**Task requirements**
Reproduce the entire listing word for word.

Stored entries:
----
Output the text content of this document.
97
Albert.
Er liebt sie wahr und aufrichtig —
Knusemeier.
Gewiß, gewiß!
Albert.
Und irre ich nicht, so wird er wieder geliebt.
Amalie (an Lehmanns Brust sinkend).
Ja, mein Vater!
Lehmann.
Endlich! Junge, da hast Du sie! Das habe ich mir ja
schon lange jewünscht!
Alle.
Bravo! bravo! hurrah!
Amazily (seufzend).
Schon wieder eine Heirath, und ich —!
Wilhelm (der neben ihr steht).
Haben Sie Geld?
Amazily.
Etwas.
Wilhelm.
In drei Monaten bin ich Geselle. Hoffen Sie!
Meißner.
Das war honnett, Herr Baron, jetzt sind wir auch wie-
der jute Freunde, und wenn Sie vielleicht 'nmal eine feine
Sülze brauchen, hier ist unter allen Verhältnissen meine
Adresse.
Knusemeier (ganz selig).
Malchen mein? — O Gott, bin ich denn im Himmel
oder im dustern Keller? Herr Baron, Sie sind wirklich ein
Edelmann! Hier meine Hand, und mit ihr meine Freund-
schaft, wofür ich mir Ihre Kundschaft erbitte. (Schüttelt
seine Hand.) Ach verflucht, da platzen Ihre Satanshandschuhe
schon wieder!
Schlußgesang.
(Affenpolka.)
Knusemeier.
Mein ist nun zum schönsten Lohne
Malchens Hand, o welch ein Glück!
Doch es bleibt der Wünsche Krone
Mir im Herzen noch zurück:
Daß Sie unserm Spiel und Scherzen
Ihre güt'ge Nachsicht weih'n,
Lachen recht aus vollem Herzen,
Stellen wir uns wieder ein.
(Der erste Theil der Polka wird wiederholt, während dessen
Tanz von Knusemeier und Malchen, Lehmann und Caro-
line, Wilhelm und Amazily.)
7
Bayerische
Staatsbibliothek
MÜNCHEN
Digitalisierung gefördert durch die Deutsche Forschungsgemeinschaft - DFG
----
**Response to this exercise**
Output the text content of this document.
97
Albert.
Er liebt sie wahr und aufrichtig —
Knusemeier.
Gewiß, gewiß!
Albert.
Und irre ich nicht, so wird er wieder geliebt.
Amalie (an Lehmanns Brust sinkend).
Ja, mein Vater!
Lehmann.
Endlich! Junge, da hast Du sie! Das habe ich mir ja
schon lange jewünscht!
Alle.
Bravo! bravo! hurrah!
Amazily (seufzend).
Schon wieder eine Heirath, und ich —!
Wilhelm (der neben ihr steht).
Haben Sie Geld?
Amazily.
Etwas.
Wilhelm.
In drei Monaten bin ich Geselle. Hoffen Sie!
Meißner.
Das war honnett, Herr Baron, jetzt sind wir auch wie-
der jute Freunde, und wenn Sie vielleicht 'nmal eine feine
Sülze brauchen, hier ist unter allen Verhältnissen meine
Adresse.
Knusemeier (ganz selig).
Malchen mein? — O Gott, bin ich denn im Himmel
oder im dustern Keller? Herr Baron, Sie sind wirklich ein
Edelmann! Hier meine Hand, und mit ihr meine Freund-
schaft, wofür ich mir Ihre Kundschaft erbitte. (Schüttelt
seine Hand.) Ach verflucht, da platzen Ihre Satanshandschuhe
schon wieder!
Schlußgesang.
(Affenpolka.)
Knusemeier.
Mein ist nun zum schönsten Lohne
Malchens Hand, o welch ein Glück!
Doch es bleibt der Wünsche Krone
Mir im Herzen noch zurück:
Daß Sie unserm Spiel und Scherzen
Ihre güt'ge Nachsicht weih'n,
Lachen recht aus vollem Herzen,
Stellen wir uns wieder ein.
(Der erste Theil der Polka wird wiederholt, während dessen
Tanz von Knusemeier und Malchen, Lehmann und Caro-
line, Wilhelm und Amazily.)
7
Bayerische
Staatsbibliothek
MÜNCHEN
Digitalisierung gefördert durch die Deutsche Forschungsgemeinschaft - DFG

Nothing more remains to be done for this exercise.